Dataset rows
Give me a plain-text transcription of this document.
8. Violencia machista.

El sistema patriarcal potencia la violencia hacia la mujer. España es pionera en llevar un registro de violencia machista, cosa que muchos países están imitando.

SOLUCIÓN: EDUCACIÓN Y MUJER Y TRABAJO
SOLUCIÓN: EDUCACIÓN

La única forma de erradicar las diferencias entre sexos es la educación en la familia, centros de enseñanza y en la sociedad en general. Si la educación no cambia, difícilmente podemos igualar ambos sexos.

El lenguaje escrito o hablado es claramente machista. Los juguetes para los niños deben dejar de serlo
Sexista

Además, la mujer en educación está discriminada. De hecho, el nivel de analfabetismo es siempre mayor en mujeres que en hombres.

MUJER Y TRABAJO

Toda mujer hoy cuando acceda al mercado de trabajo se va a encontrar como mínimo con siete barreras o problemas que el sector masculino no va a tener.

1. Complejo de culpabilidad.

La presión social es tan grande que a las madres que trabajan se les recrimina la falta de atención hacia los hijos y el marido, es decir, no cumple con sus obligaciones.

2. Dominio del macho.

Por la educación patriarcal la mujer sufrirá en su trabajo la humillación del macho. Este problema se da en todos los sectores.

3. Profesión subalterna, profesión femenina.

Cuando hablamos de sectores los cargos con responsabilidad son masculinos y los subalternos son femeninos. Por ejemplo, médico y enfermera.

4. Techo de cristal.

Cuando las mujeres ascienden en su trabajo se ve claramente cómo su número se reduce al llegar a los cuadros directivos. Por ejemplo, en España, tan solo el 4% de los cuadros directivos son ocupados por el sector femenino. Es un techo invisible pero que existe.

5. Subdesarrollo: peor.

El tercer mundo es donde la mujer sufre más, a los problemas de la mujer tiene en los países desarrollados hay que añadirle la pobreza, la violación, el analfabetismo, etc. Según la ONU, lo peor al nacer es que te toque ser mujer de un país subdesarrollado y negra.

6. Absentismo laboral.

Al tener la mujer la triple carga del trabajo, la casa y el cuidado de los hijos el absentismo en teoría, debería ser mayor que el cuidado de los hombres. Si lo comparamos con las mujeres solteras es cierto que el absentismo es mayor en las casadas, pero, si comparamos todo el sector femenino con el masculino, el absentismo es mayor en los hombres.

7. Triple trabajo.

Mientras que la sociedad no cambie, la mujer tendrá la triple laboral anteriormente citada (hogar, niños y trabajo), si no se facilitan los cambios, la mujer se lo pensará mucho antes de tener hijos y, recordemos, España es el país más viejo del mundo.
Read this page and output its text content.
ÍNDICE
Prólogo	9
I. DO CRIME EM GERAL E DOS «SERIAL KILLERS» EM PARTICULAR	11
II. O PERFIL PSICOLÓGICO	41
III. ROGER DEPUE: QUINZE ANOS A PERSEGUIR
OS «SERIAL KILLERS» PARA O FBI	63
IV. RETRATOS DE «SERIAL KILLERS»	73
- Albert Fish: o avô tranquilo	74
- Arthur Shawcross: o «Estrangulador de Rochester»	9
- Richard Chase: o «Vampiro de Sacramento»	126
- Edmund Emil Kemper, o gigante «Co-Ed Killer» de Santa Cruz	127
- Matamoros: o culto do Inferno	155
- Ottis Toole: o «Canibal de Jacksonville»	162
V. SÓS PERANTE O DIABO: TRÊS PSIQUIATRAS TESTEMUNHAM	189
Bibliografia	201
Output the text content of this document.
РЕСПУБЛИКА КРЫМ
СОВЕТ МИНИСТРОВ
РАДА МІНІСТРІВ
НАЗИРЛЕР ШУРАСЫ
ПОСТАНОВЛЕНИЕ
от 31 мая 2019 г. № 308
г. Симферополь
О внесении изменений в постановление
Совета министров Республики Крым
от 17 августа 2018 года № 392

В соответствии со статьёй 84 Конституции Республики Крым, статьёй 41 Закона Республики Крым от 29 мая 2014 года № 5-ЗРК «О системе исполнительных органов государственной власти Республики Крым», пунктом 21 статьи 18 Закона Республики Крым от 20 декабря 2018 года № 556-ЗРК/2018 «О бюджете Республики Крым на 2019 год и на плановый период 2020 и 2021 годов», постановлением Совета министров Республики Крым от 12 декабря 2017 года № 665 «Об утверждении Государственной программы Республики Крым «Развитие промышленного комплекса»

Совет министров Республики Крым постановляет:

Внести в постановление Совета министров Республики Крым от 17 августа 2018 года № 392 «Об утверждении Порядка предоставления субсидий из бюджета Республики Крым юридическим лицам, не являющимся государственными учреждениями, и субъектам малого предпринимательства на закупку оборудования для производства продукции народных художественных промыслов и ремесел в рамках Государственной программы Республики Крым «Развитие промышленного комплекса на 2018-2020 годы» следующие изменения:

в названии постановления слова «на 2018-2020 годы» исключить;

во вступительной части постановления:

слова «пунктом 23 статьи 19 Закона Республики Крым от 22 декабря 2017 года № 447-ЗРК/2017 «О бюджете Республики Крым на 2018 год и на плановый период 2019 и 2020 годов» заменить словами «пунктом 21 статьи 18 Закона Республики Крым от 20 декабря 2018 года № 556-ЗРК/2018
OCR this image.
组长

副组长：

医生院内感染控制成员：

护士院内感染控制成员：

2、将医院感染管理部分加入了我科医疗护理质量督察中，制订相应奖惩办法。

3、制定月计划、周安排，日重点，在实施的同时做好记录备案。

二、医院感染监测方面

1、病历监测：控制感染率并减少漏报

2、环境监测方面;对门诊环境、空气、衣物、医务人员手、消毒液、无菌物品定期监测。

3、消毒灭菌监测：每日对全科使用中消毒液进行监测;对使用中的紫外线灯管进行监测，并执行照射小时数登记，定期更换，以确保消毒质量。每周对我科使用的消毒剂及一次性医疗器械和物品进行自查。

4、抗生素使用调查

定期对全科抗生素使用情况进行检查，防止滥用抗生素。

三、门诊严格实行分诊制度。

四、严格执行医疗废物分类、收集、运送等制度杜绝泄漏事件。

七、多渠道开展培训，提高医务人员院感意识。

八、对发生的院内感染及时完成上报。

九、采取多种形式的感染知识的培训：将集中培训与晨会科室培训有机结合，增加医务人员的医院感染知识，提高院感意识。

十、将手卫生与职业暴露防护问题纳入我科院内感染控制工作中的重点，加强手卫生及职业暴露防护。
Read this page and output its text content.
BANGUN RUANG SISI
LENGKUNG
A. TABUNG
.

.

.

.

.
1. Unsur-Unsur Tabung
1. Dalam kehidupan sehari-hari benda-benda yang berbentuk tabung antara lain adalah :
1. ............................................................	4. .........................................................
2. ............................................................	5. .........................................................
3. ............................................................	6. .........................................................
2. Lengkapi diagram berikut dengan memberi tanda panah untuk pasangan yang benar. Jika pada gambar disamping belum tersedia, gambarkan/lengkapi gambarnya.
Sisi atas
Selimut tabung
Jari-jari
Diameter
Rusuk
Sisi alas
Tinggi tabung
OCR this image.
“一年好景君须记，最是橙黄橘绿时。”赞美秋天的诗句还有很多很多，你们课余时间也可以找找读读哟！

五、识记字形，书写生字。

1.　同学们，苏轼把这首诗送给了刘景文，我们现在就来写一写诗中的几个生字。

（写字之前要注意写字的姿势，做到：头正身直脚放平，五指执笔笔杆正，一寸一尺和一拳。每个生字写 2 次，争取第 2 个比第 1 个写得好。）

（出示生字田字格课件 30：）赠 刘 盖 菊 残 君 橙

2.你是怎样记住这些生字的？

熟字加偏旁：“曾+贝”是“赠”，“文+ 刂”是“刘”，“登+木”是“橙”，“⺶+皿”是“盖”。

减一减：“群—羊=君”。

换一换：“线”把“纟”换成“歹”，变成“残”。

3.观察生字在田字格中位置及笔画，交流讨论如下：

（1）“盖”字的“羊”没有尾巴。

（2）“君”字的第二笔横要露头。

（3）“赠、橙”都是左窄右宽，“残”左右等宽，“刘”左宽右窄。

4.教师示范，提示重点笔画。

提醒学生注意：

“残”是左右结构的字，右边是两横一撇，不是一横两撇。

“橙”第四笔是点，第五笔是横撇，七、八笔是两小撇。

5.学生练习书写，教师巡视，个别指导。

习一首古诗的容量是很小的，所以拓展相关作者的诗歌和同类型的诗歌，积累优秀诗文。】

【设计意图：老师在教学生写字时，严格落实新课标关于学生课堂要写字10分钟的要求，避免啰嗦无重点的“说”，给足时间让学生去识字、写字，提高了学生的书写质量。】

◆ **EXERCISE DESCRIPTION**
Scan the material above. Copy each line that holds the word "laboral".

◆ **FINISHED EXERCISE**
6. Absentismo laboral.
Mientras que la sociedad no cambie, la mujer tendrá la triple laboral anteriormente citada (hogar, niños y trabajo), si no se facilitan los cambios, la mujer se lo pensará mucho antes de tener hijos y, recordemos, España es el país más viejo del mundo.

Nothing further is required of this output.